Saved data entries
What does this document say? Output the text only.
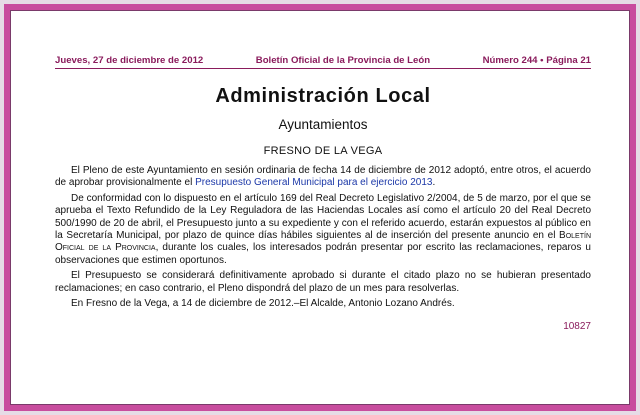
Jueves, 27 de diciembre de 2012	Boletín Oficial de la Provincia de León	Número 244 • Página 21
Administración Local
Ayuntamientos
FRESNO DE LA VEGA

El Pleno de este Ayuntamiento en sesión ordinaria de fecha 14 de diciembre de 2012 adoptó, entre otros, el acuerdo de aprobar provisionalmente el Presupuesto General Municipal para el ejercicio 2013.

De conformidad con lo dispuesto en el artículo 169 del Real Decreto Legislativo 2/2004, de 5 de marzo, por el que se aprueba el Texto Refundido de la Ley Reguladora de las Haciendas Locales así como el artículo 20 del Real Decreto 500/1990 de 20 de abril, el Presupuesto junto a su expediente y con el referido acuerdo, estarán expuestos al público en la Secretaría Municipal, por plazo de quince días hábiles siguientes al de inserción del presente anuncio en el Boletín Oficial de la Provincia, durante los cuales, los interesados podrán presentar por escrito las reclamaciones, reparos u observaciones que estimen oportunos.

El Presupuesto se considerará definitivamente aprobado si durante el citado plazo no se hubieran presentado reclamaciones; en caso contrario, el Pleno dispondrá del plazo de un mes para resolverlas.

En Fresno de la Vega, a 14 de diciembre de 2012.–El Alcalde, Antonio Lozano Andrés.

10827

---

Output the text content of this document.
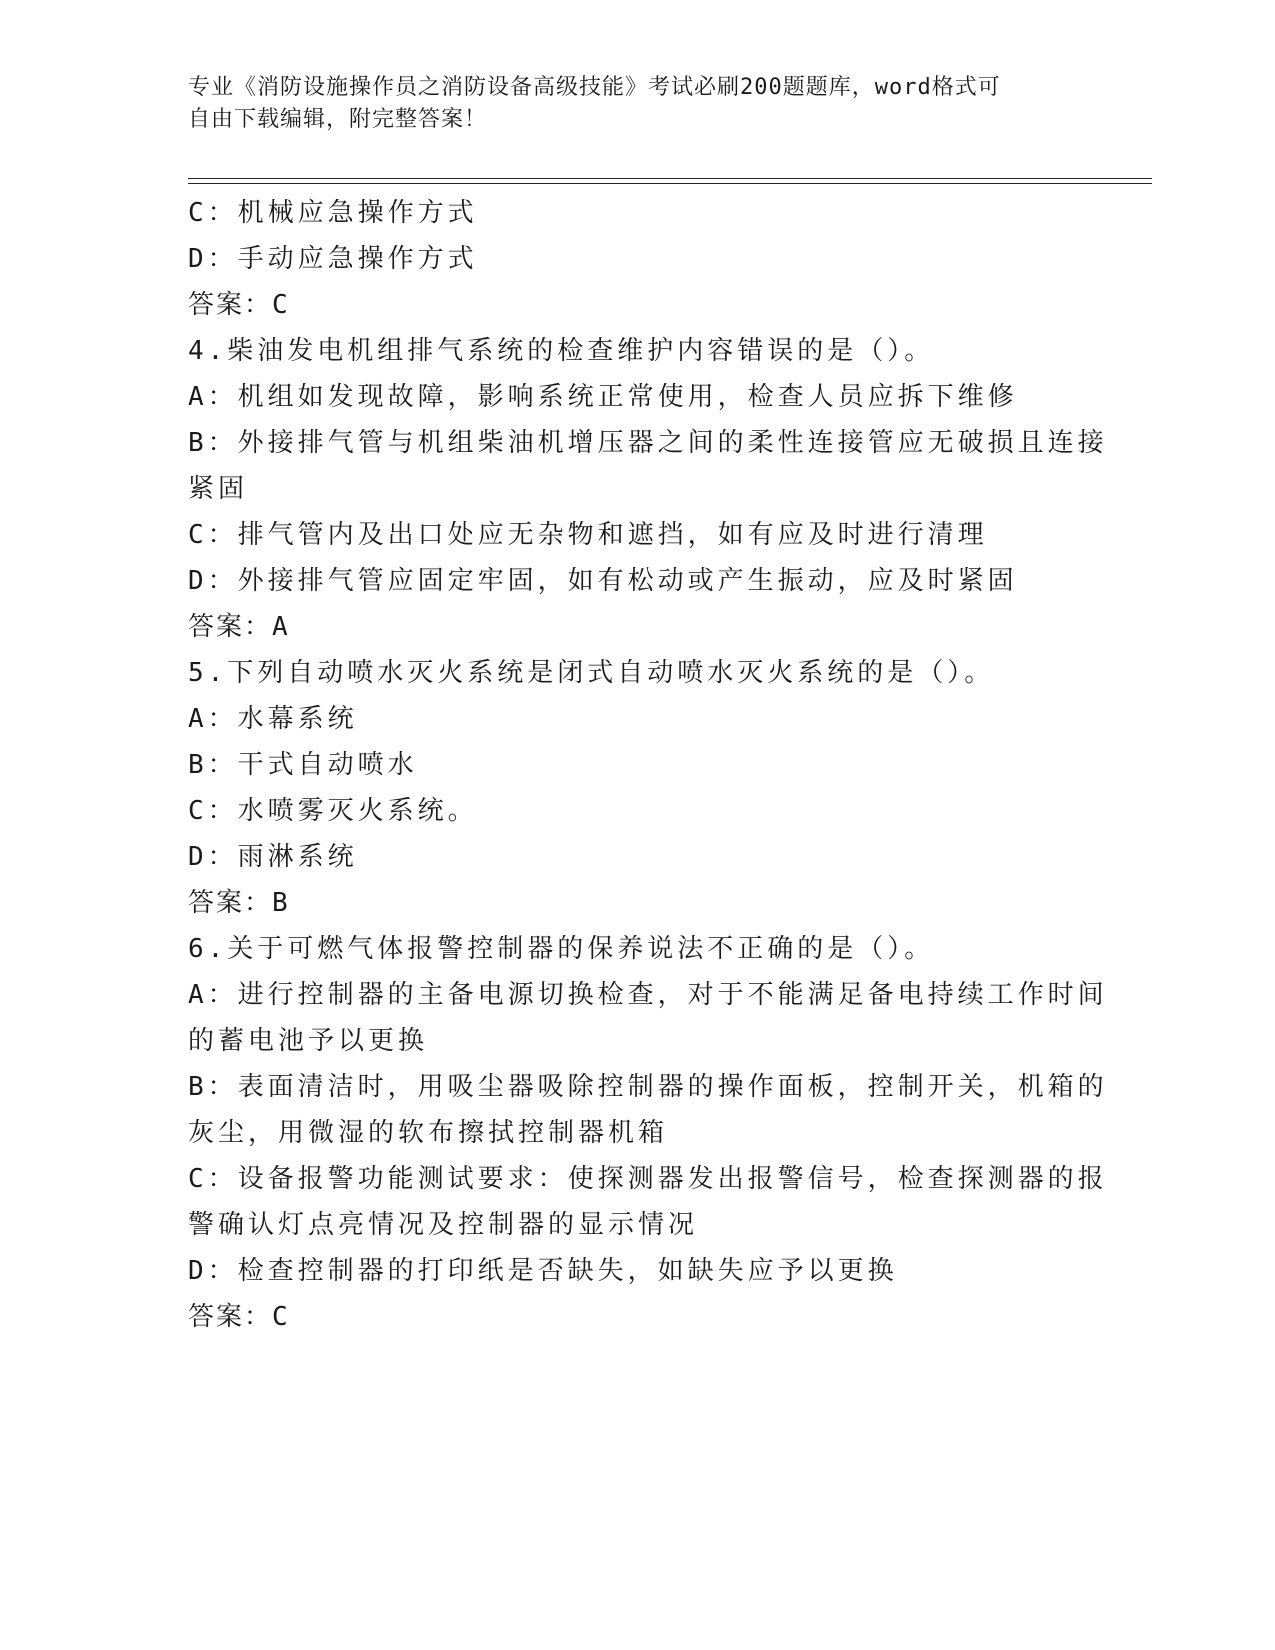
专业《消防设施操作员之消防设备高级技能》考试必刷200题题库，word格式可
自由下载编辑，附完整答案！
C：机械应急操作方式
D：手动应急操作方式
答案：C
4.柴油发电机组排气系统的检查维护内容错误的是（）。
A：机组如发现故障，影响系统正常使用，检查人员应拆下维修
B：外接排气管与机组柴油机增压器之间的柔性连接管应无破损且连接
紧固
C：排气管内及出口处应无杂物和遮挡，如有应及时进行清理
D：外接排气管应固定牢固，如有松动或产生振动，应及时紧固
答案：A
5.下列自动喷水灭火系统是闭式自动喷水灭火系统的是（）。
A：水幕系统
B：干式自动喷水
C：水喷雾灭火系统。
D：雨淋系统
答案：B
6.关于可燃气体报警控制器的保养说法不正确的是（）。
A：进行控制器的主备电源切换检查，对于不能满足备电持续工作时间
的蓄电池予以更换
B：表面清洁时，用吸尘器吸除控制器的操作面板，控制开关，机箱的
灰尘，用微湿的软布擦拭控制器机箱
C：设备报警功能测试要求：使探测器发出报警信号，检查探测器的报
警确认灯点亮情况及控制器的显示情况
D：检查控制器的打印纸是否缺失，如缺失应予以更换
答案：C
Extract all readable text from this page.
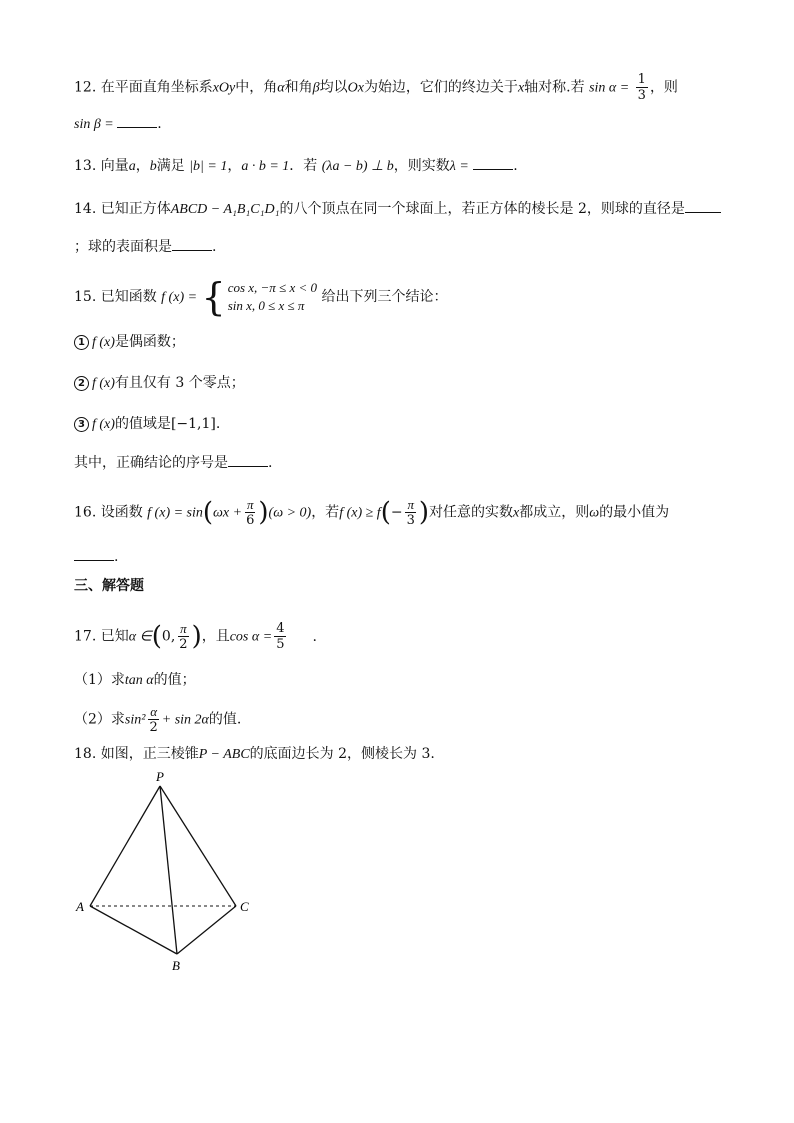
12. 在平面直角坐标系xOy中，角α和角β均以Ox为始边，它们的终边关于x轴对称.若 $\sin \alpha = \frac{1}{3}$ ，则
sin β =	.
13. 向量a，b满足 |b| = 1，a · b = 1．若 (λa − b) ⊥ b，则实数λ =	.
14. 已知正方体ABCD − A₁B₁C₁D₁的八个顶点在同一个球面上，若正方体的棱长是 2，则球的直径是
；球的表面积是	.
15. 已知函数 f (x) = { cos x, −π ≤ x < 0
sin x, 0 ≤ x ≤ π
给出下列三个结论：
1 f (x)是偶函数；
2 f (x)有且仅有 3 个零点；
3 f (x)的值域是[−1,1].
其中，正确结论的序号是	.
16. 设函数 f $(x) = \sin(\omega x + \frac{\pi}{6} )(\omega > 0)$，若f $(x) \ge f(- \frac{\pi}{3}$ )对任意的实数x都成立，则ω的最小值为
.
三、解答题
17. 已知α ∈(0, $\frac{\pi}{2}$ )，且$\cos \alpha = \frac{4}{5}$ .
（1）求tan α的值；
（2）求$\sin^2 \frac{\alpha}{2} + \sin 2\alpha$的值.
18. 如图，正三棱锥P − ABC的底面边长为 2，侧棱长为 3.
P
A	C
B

* * *

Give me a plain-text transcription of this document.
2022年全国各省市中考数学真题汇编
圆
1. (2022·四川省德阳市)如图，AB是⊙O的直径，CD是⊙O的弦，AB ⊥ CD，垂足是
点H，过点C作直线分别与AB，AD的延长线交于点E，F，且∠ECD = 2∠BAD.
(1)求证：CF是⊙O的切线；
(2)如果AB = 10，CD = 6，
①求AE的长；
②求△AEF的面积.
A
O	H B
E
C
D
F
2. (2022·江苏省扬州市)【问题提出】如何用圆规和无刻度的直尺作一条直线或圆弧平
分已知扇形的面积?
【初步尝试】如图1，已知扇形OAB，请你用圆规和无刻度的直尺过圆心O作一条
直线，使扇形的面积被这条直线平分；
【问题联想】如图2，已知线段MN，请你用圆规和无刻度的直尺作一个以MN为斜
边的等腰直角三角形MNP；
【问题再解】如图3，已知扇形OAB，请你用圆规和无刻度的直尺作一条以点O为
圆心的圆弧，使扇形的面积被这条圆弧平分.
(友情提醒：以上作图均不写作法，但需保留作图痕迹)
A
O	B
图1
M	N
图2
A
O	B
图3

● **Problem to solve**: How many of the lines in the listing above hold the word "已知扇形OAB"? Report only that figure.

● **The response**: 2